The request: Render every line of the items below as a Markdown table with the columns "No." and "Line," numbering the rows in order and omitting blank lines.

(Entries drawn from a collection)
__________
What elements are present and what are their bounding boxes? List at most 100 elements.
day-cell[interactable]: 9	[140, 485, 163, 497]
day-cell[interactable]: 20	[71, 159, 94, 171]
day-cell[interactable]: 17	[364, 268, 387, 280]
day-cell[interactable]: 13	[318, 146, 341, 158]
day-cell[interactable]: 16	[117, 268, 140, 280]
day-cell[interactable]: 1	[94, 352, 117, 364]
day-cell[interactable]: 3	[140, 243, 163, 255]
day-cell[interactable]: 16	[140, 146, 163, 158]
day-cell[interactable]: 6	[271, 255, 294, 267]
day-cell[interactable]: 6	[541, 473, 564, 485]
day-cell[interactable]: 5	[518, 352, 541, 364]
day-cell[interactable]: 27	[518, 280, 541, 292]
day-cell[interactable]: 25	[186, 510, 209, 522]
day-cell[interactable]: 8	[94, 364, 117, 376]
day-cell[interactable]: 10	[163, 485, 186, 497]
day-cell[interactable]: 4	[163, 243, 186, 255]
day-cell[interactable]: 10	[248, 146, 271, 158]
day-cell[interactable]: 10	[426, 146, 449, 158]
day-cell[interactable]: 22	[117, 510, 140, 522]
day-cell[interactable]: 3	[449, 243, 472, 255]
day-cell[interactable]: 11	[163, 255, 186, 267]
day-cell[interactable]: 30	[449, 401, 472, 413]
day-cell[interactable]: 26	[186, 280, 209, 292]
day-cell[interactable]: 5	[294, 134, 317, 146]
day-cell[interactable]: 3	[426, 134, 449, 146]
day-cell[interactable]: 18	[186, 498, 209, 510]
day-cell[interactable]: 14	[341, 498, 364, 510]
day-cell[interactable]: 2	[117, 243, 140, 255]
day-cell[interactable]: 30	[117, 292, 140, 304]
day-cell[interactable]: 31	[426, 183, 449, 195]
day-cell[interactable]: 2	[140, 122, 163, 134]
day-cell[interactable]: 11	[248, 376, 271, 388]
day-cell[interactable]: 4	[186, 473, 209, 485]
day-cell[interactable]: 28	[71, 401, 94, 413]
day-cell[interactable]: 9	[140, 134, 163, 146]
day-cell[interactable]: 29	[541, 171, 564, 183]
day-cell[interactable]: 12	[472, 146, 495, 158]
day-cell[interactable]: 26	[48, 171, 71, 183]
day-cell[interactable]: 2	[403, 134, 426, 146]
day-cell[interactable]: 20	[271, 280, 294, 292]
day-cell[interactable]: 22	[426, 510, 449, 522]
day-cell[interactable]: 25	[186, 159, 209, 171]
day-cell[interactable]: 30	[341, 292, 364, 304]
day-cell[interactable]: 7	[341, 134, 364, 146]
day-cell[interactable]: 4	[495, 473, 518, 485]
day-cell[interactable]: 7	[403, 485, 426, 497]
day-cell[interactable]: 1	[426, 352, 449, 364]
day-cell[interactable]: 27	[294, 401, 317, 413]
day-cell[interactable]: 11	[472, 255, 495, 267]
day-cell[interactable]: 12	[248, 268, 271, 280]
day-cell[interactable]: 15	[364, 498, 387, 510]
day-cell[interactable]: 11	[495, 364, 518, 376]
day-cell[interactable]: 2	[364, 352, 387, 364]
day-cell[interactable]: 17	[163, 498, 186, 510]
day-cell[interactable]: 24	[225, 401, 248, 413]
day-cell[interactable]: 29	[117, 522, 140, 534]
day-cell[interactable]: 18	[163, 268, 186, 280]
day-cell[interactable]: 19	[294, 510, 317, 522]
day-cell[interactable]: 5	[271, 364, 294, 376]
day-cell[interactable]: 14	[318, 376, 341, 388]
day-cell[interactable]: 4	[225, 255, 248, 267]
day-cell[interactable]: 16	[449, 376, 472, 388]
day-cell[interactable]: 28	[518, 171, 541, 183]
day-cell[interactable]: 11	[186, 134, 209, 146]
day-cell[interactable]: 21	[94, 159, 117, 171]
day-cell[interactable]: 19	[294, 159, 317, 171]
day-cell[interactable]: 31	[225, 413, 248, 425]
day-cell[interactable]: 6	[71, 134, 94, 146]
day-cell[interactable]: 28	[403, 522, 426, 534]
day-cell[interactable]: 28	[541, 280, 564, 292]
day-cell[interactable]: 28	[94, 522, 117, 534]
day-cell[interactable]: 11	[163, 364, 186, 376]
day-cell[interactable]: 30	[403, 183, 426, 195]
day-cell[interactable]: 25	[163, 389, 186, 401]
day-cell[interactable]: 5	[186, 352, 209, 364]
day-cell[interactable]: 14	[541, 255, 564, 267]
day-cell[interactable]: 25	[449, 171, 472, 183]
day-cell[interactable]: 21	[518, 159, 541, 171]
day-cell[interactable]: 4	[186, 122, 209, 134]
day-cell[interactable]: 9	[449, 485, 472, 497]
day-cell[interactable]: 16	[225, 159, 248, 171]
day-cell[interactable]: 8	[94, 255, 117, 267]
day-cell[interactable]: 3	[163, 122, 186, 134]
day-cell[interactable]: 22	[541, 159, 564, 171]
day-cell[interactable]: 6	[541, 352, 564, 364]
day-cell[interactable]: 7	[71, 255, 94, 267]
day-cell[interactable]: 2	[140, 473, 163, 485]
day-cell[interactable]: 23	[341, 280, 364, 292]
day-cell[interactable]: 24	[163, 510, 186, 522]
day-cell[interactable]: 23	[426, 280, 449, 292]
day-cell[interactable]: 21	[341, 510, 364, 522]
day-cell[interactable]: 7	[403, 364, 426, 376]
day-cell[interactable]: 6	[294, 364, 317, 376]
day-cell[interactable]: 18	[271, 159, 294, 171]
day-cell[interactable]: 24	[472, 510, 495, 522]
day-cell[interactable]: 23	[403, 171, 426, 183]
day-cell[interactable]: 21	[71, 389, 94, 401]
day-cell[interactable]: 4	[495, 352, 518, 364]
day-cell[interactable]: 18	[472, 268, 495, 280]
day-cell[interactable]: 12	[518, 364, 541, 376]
__________
Finished exercise:
| No. | Line |
|---|---|
| 1 | What elements are present and what are their bounding boxes? List at most 100 elements. |
| 2 | day-cell[interactable]: 9	[140, 485, 163, 497] |
| 3 | day-cell[interactable]: 20	[71, 159, 94, 171] |
| 4 | day-cell[interactable]: 17	[364, 268, 387, 280] |
| 5 | day-cell[interactable]: 13	[318, 146, 341, 158] |
| 6 | day-cell[interactable]: 16	[117, 268, 140, 280] |
| 7 | day-cell[interactable]: 1	[94, 352, 117, 364] |
| 8 | day-cell[interactable]: 3	[140, 243, 163, 255] |
| 9 | day-cell[interactable]: 16	[140, 146, 163, 158] |
| 10 | day-cell[interactable]: 6	[271, 255, 294, 267] |
| 11 | day-cell[interactable]: 6	[541, 473, 564, 485] |
| 12 | day-cell[interactable]: 5	[518, 352, 541, 364] |
| 13 | day-cell[interactable]: 27	[518, 280, 541, 292] |
| 14 | day-cell[interactable]: 25	[186, 510, 209, 522] |
| 15 | day-cell[interactable]: 8	[94, 364, 117, 376] |
| 16 | day-cell[interactable]: 10	[163, 485, 186, 497] |
| 17 | day-cell[interactable]: 4	[163, 243, 186, 255] |
| 18 | day-cell[interactable]: 10	[248, 146, 271, 158] |
| 19 | day-cell[interactable]: 10	[426, 146, 449, 158] |
| 20 | day-cell[interactable]: 22	[117, 510, 140, 522] |
| 21 | day-cell[interactable]: 3	[449, 243, 472, 255] |
| 22 | day-cell[interactable]: 11	[163, 255, 186, 267] |
| 23 | day-cell[interactable]: 30	[449, 401, 472, 413] |
| 24 | day-cell[interactable]: 26	[186, 280, 209, 292] |
| 25 | day-cell[interactable]: 5	[294, 134, 317, 146] |
| 26 | day-cell[interactable]: 3	[426, 134, 449, 146] |
| 27 | day-cell[interactable]: 18	[186, 498, 209, 510] |
| 28 | day-cell[interactable]: 14	[341, 498, 364, 510] |
| 29 | day-cell[interactable]: 2	[117, 243, 140, 255] |
| 30 | day-cell[interactable]: 30	[117, 292, 140, 304] |
| 31 | day-cell[interactable]: 31	[426, 183, 449, 195] |
| 32 | day-cell[interactable]: 2	[140, 122, 163, 134] |
| 33 | day-cell[interactable]: 11	[248, 376, 271, 388] |
| 34 | day-cell[interactable]: 4	[186, 473, 209, 485] |
| 35 | day-cell[interactable]: 28	[71, 401, 94, 413] |
| 36 | day-cell[interactable]: 9	[140, 134, 163, 146] |
| 37 | day-cell[interactable]: 29	[541, 171, 564, 183] |
| 38 | day-cell[interactable]: 12	[472, 146, 495, 158] |
| 39 | day-cell[interactable]: 26	[48, 171, 71, 183] |
| 40 | day-cell[interactable]: 2	[403, 134, 426, 146] |
| 41 | day-cell[interactable]: 20	[271, 280, 294, 292] |
| 42 | day-cell[interactable]: 22	[426, 510, 449, 522] |
| 43 | day-cell[interactable]: 25	[186, 159, 209, 171] |
| 44 | day-cell[interactable]: 30	[341, 292, 364, 304] |
| 45 | day-cell[interactable]: 7	[341, 134, 364, 146] |
| 46 | day-cell[interactable]: 4	[495, 473, 518, 485] |
| 47 | day-cell[interactable]: 7	[403, 485, 426, 497] |
| 48 | day-cell[interactable]: 1	[426, 352, 449, 364] |
| 49 | day-cell[interactable]: 27	[294, 401, 317, 413] |
| 50 | day-cell[interactable]: 11	[472, 255, 495, 267] |
| 51 | day-cell[interactable]: 12	[248, 268, 271, 280] |
| 52 | day-cell[interactable]: 15	[364, 498, 387, 510] |
| 53 | day-cell[interactable]: 11	[495, 364, 518, 376] |
| 54 | day-cell[interactable]: 2	[364, 352, 387, 364] |
| 55 | day-cell[interactable]: 17	[163, 498, 186, 510] |
| 56 | day-cell[interactable]: 24	[225, 401, 248, 413] |
| 57 | day-cell[interactable]: 29	[117, 522, 140, 534] |
| 58 | day-cell[interactable]: 18	[163, 268, 186, 280] |
| 59 | day-cell[interactable]: 19	[294, 510, 317, 522] |
| 60 | day-cell[interactable]: 5	[271, 364, 294, 376] |
| 61 | day-cell[interactable]: 14	[318, 376, 341, 388] |
| 62 | day-cell[interactable]: 4	[225, 255, 248, 267] |
| 63 | day-cell[interactable]: 16	[449, 376, 472, 388] |
| 64 | day-cell[interactable]: 28	[518, 171, 541, 183] |
| 65 | day-cell[interactable]: 11	[186, 134, 209, 146] |
| 66 | day-cell[interactable]: 21	[94, 159, 117, 171] |
| 67 | day-cell[interactable]: 19	[294, 159, 317, 171] |
| 68 | day-cell[interactable]: 31	[225, 413, 248, 425] |
| 69 | day-cell[interactable]: 6	[71, 134, 94, 146] |
| 70 | day-cell[interactable]: 28	[403, 522, 426, 534] |
| 71 | day-cell[interactable]: 28	[541, 280, 564, 292] |
| 72 | day-cell[interactable]: 28	[94, 522, 117, 534] |
| 73 | day-cell[interactable]: 11	[163, 364, 186, 376] |
| 74 | day-cell[interactable]: 30	[403, 183, 426, 195] |
| 75 | day-cell[interactable]: 25	[163, 389, 186, 401] |
| 76 | day-cell[interactable]: 5	[186, 352, 209, 364] |
| 77 | day-cell[interactable]: 14	[541, 255, 564, 267] |
| 78 | day-cell[interactable]: 25	[449, 171, 472, 183] |
| 79 | day-cell[interactable]: 21	[518, 159, 541, 171] |
| 80 | day-cell[interactable]: 4	[186, 122, 209, 134] |
| 81 | day-cell[interactable]: 9	[449, 485, 472, 497] |
| 82 | day-cell[interactable]: 16	[225, 159, 248, 171] |
| 83 | day-cell[interactable]: 8	[94, 255, 117, 267] |
| 84 | day-cell[interactable]: 3	[163, 122, 186, 134] |
| 85 | day-cell[interactable]: 22	[541, 159, 564, 171] |
| 86 | day-cell[interactable]: 6	[541, 352, 564, 364] |
| 87 | day-cell[interactable]: 7	[71, 255, 94, 267] |
| 88 | day-cell[interactable]: 2	[140, 473, 163, 485] |
| 89 | day-cell[interactable]: 23	[341, 280, 364, 292] |
| 90 | day-cell[interactable]: 24	[163, 510, 186, 522] |
| 91 | day-cell[interactable]: 23	[426, 280, 449, 292] |
| 92 | day-cell[interactable]: 21	[341, 510, 364, 522] |
| 93 | day-cell[interactable]: 7	[403, 364, 426, 376] |
| 94 | day-cell[interactable]: 6	[294, 364, 317, 376] |
| 95 | day-cell[interactable]: 18	[271, 159, 294, 171] |
| 96 | day-cell[interactable]: 24	[472, 510, 495, 522] |
| 97 | day-cell[interactable]: 23	[403, 171, 426, 183] |
| 98 | day-cell[interactable]: 21	[71, 389, 94, 401] |
| 99 | day-cell[interactable]: 4	[495, 352, 518, 364] |
| 100 | day-cell[interactable]: 18	[472, 268, 495, 280] |
| 101 | day-cell[interactable]: 12	[518, 364, 541, 376] |